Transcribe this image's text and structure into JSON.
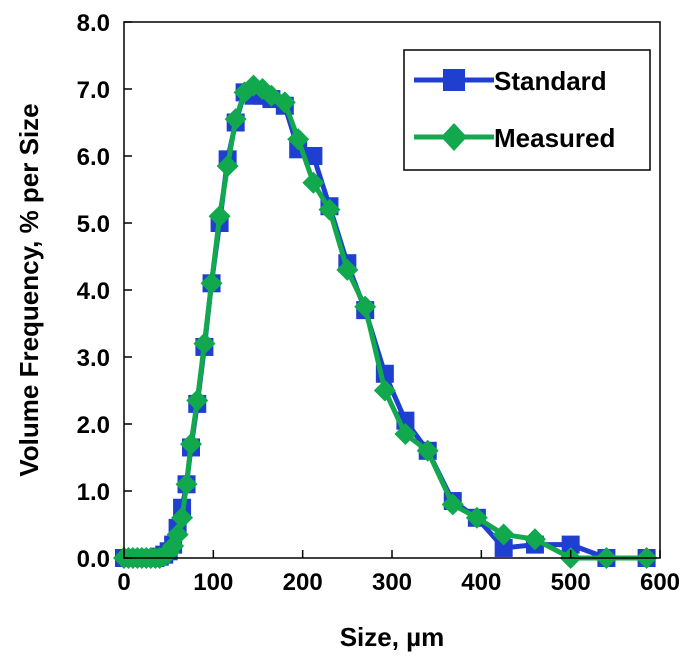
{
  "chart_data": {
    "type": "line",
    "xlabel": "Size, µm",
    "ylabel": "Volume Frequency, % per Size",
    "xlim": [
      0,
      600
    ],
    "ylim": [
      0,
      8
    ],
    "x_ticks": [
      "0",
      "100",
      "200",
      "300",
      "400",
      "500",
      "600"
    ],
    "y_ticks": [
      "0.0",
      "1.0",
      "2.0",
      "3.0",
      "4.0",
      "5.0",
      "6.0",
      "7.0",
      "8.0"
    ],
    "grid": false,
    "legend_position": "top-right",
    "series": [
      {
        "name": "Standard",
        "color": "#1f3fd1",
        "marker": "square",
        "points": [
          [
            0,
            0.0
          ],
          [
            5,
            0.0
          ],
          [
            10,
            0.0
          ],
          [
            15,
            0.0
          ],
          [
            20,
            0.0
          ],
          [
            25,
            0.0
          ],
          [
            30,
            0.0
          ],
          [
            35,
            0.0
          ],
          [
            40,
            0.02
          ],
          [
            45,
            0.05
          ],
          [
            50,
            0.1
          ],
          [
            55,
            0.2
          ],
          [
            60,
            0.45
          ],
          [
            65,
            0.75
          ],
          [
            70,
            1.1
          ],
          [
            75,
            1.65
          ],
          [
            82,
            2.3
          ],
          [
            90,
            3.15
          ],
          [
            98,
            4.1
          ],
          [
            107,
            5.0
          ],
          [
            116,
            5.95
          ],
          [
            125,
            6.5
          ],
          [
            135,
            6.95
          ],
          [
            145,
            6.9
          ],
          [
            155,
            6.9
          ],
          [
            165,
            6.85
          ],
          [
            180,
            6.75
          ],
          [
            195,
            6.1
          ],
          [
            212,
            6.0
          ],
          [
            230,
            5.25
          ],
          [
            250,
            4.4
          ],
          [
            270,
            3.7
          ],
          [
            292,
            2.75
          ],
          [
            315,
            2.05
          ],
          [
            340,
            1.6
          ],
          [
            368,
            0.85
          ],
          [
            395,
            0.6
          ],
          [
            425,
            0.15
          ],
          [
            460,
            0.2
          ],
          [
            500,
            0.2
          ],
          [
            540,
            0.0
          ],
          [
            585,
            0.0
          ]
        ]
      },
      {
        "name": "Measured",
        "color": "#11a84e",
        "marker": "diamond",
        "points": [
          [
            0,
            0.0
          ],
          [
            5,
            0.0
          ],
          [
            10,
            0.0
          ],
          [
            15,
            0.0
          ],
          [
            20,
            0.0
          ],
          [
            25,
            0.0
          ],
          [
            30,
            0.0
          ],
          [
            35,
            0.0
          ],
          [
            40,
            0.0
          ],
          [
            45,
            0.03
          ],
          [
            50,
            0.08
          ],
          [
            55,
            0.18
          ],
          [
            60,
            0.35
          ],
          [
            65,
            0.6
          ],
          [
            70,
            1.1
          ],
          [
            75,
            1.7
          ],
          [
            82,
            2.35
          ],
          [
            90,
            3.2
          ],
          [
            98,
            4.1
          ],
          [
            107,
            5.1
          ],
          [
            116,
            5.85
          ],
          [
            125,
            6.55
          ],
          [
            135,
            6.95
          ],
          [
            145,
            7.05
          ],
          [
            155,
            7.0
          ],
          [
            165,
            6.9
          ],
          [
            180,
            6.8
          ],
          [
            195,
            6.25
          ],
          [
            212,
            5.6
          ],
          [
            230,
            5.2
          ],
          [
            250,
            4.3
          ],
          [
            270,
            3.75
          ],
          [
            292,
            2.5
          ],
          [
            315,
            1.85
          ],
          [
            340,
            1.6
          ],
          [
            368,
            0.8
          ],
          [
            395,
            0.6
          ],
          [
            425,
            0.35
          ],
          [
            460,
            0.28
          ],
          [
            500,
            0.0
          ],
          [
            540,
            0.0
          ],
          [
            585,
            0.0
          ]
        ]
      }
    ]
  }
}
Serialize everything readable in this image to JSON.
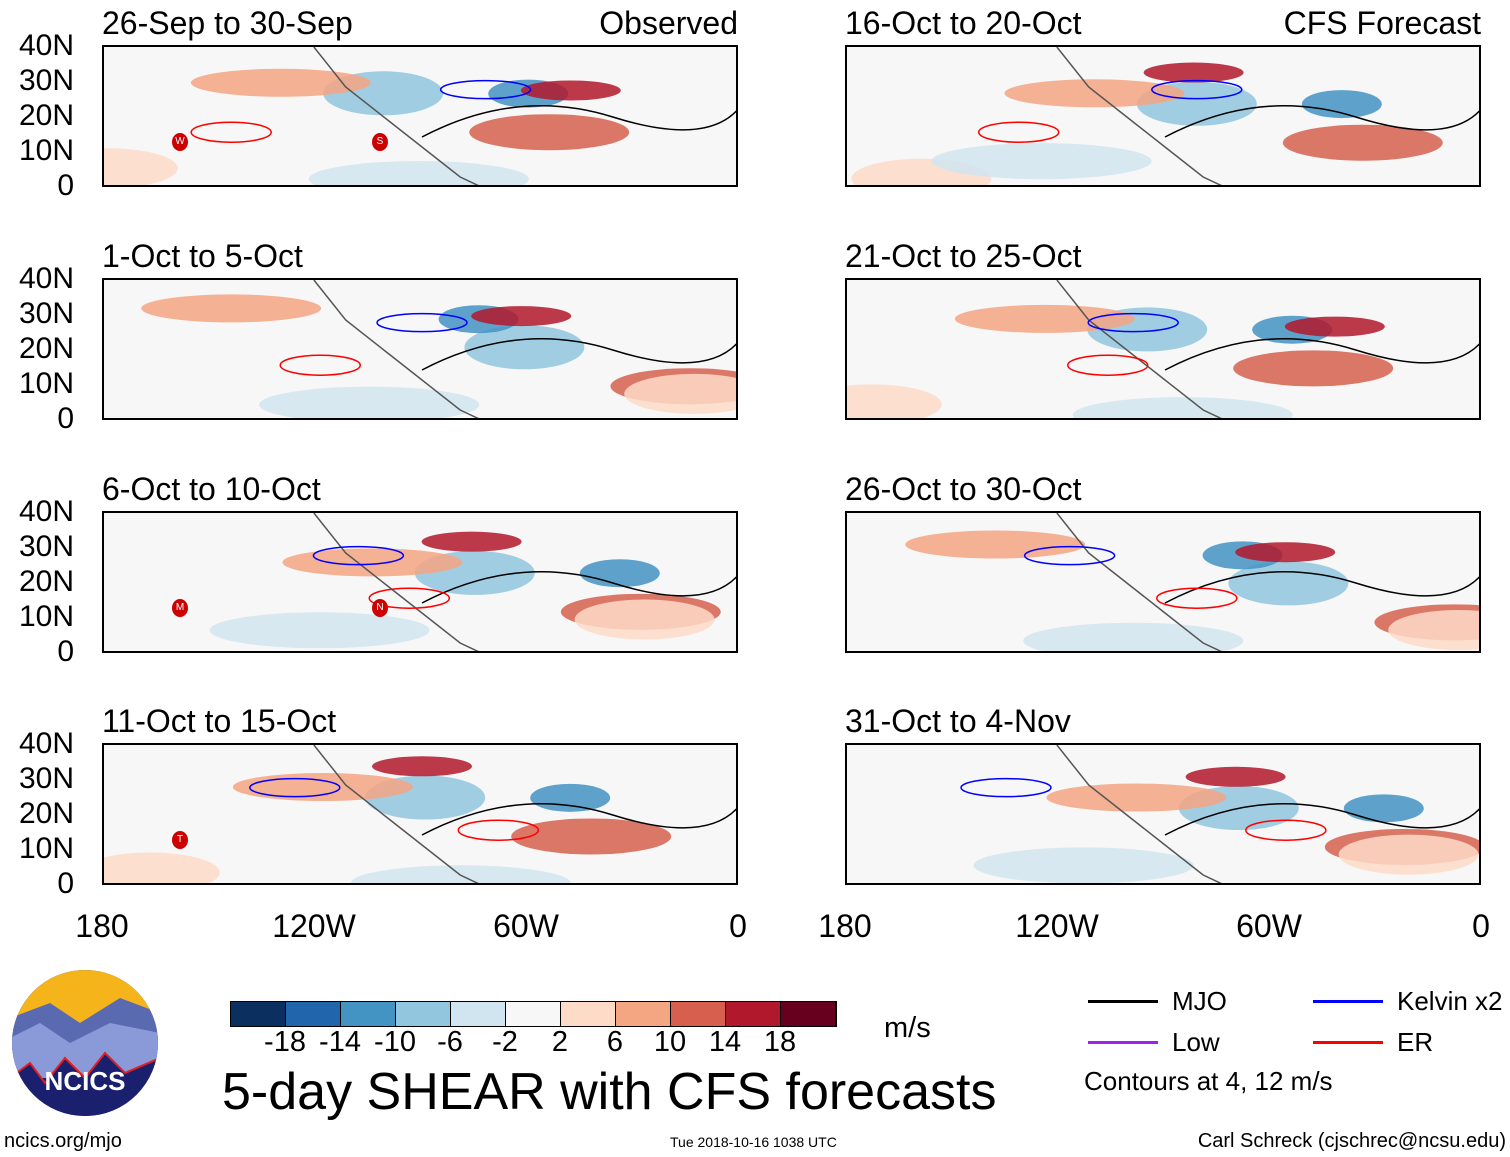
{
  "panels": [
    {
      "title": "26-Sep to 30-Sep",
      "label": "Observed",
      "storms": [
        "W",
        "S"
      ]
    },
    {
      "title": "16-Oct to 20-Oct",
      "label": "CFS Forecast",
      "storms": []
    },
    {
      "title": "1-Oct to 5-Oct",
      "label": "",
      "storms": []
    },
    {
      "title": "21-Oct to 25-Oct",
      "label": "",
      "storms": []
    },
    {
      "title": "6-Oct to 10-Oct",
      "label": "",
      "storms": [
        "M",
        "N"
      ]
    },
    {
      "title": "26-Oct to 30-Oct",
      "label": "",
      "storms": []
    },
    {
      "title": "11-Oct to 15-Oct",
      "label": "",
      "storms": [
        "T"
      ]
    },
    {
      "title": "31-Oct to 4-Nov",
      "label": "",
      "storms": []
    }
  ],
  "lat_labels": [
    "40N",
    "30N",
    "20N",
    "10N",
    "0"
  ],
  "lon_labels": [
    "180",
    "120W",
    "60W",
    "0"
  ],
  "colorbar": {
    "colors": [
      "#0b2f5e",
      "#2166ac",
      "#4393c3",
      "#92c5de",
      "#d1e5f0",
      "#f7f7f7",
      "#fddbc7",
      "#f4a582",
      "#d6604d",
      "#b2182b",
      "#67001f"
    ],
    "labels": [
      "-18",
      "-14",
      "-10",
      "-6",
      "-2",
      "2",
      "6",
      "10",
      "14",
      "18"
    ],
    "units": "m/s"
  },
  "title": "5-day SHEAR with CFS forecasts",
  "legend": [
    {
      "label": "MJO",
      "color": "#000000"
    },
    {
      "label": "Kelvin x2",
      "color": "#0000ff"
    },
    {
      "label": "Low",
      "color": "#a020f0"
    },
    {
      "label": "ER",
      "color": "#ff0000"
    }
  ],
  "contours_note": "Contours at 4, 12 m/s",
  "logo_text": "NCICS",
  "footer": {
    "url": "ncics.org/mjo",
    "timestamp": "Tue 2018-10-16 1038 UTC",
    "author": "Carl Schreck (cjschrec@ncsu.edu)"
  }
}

◆ Work to complete
Each line above that includes "title" should be shown.

◆ Task solution
      "title": "26-Sep to 30-Sep",
      "title": "16-Oct to 20-Oct",
      "title": "1-Oct to 5-Oct",
      "title": "21-Oct to 25-Oct",
      "title": "6-Oct to 10-Oct",
      "title": "26-Oct to 30-Oct",
      "title": "11-Oct to 15-Oct",
      "title": "31-Oct to 4-Nov",
  "title": "5-day SHEAR with CFS forecasts",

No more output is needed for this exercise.